___ The input ___

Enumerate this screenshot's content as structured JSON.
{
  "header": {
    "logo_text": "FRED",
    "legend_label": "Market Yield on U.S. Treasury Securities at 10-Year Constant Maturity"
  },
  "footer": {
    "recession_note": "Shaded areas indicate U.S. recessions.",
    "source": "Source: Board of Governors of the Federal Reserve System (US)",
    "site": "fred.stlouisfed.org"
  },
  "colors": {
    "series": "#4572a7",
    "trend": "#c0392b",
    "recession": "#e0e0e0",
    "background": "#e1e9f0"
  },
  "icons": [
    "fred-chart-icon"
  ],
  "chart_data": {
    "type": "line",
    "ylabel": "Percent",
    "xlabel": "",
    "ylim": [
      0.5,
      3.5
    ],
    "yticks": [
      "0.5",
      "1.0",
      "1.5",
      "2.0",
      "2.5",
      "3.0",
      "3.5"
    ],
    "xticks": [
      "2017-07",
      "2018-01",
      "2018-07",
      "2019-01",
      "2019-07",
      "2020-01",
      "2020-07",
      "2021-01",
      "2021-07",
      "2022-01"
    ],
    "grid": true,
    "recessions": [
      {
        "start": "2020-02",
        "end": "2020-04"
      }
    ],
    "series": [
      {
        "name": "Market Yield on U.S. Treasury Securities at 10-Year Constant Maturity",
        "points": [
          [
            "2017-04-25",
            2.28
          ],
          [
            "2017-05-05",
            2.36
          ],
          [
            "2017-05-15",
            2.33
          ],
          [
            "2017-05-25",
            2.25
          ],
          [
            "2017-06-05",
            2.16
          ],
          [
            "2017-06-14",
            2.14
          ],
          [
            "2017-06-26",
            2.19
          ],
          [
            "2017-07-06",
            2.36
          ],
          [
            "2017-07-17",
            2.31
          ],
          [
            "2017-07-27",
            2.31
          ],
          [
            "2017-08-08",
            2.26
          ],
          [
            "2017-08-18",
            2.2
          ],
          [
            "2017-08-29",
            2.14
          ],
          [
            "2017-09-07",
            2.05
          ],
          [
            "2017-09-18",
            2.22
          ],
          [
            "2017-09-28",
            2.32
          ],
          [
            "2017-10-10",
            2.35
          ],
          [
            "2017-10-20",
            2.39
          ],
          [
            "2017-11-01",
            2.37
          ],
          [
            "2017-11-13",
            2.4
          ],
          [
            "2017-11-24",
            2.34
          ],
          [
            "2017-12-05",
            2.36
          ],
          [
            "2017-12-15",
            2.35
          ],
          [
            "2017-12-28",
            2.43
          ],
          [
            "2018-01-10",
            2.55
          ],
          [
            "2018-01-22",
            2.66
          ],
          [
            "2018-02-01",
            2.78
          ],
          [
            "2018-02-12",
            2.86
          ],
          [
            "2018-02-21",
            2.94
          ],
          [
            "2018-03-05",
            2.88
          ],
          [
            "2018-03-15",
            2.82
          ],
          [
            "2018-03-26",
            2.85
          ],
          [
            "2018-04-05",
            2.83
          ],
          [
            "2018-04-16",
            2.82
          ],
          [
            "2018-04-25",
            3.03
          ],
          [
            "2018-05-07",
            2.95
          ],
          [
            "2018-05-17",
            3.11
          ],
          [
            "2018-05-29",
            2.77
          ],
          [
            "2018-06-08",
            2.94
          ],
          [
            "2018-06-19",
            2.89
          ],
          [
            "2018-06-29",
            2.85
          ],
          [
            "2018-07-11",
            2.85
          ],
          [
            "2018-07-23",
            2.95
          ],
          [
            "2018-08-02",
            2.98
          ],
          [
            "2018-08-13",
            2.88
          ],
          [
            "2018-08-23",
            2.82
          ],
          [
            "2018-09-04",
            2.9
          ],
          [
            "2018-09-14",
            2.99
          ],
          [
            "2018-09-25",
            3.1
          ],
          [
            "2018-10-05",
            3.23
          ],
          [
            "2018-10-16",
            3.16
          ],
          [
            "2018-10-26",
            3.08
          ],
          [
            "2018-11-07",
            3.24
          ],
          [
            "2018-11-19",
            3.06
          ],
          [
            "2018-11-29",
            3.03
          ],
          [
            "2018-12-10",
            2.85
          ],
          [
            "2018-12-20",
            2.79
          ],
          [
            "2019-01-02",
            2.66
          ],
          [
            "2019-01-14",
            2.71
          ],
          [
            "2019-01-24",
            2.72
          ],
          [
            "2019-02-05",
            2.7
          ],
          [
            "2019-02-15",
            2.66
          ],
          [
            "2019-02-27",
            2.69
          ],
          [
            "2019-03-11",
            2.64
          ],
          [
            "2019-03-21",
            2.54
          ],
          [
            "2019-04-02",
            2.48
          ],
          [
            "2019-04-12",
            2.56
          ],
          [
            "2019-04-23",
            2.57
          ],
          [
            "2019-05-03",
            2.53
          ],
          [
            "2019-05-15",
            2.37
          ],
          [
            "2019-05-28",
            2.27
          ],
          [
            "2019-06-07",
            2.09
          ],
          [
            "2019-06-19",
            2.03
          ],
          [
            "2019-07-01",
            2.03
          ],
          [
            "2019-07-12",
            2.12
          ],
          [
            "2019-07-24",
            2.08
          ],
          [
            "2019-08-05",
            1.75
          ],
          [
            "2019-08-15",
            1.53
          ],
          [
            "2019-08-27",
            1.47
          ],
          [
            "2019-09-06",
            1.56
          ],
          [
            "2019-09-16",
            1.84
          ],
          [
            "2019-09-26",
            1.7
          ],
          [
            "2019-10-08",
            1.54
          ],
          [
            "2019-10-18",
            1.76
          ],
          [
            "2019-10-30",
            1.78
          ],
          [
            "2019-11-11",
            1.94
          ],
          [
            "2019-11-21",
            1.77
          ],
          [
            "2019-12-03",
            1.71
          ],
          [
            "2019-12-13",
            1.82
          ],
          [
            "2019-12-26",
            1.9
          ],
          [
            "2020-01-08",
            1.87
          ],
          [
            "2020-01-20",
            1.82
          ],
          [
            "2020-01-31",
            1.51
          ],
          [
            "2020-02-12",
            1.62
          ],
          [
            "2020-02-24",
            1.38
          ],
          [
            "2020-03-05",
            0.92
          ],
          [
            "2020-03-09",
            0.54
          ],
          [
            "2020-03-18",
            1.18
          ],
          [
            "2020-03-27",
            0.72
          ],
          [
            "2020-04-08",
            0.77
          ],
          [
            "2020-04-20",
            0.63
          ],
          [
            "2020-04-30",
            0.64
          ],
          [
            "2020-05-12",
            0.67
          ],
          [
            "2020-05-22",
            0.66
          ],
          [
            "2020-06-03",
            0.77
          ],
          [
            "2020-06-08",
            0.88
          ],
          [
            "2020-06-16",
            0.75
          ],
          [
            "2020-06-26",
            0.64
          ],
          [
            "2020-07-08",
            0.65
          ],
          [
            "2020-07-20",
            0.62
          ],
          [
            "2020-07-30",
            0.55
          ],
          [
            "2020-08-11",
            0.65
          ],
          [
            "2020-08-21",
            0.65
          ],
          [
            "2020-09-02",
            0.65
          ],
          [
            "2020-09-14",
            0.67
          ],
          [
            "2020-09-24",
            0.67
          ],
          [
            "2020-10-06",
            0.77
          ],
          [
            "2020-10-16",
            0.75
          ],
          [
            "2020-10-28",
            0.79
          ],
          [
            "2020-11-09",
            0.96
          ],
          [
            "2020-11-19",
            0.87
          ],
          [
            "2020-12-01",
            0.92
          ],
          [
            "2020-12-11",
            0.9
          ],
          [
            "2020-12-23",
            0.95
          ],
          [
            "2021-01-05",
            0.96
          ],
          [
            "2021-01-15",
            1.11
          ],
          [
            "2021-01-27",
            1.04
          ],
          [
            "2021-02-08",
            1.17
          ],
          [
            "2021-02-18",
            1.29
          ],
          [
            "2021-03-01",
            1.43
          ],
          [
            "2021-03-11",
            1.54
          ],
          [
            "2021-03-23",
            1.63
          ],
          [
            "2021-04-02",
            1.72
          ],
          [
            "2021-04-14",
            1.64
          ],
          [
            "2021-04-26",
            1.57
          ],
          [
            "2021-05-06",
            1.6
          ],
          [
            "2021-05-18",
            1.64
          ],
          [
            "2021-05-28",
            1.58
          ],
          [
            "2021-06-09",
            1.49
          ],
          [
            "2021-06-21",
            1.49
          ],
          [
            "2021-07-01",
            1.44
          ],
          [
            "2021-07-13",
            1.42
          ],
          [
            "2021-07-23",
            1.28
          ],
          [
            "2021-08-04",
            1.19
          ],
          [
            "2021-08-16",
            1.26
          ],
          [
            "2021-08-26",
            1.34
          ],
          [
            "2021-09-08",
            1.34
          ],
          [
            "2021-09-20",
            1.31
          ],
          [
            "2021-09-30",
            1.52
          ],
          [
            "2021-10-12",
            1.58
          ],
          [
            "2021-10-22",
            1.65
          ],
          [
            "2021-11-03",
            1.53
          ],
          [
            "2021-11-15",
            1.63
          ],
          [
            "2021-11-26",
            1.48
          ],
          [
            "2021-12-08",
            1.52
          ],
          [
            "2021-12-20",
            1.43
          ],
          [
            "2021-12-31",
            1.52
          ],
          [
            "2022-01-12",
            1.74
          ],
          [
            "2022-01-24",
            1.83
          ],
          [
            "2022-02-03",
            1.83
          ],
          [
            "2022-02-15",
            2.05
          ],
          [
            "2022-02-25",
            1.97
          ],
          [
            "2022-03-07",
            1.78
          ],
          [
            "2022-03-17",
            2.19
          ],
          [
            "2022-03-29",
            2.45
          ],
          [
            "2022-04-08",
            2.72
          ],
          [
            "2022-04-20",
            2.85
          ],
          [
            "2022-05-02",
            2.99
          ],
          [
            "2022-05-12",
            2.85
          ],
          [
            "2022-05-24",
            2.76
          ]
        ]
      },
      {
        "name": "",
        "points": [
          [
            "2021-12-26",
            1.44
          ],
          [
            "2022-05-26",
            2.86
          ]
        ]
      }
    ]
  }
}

___

• _Work to do_
Check each line of the material above for "Constant" and say how many lines contain it, giving the number alone.

• _Final result_
2